Task description → Collect every line of the records below that contains the word "Protoss".

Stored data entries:
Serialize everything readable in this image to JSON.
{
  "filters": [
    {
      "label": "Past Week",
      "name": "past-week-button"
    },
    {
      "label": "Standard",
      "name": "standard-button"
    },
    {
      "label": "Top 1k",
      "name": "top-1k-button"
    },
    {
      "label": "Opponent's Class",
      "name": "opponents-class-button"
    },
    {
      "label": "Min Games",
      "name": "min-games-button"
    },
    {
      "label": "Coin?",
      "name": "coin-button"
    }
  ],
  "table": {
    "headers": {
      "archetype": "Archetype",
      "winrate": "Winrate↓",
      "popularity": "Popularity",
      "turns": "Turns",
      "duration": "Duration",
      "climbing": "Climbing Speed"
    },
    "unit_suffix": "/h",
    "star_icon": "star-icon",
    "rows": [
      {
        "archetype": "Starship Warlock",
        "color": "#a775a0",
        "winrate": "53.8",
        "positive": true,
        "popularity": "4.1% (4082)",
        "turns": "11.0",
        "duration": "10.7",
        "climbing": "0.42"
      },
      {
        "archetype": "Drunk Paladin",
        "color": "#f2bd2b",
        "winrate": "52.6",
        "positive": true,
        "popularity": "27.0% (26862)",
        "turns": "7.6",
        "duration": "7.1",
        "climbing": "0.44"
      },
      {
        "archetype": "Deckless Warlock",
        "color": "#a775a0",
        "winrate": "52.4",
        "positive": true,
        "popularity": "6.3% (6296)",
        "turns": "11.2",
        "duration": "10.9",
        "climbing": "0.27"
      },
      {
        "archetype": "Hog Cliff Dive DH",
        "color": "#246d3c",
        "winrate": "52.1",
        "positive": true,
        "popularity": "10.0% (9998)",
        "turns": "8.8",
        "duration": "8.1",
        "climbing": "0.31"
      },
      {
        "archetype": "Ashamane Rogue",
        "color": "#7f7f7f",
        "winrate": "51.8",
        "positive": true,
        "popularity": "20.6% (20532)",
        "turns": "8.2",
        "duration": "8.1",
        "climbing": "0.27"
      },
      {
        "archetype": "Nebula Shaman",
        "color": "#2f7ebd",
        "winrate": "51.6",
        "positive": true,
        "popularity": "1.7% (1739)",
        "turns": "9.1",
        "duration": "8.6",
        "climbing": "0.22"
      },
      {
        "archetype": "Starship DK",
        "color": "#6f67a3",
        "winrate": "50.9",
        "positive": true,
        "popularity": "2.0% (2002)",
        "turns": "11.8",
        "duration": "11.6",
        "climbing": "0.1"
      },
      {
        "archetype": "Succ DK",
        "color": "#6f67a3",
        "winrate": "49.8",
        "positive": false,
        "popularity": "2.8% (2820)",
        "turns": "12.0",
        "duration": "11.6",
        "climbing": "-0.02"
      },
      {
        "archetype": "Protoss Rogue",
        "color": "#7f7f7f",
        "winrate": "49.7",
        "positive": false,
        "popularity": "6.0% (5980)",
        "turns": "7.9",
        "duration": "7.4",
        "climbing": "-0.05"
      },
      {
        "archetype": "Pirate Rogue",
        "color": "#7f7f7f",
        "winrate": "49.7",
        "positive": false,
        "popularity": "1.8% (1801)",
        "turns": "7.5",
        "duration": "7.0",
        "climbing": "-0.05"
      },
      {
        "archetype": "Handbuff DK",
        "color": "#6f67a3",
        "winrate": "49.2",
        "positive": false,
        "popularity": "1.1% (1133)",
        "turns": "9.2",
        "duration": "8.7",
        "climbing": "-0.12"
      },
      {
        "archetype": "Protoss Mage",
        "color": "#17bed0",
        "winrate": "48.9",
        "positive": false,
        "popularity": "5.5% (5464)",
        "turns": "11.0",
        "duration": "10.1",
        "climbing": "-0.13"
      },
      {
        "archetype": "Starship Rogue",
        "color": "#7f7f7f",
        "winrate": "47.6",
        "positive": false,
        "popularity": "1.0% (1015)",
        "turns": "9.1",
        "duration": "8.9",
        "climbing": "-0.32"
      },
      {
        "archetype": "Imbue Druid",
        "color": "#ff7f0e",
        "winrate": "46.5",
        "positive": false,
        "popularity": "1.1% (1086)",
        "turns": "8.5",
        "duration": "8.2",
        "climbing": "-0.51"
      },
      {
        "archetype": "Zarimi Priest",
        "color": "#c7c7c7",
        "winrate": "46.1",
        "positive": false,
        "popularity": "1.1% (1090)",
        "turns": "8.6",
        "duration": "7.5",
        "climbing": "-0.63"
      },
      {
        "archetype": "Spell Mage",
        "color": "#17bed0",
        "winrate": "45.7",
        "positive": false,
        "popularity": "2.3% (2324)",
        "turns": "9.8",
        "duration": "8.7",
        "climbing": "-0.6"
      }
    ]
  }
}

Response to the task →
        "archetype": "Protoss Rogue",
        "archetype": "Protoss Mage",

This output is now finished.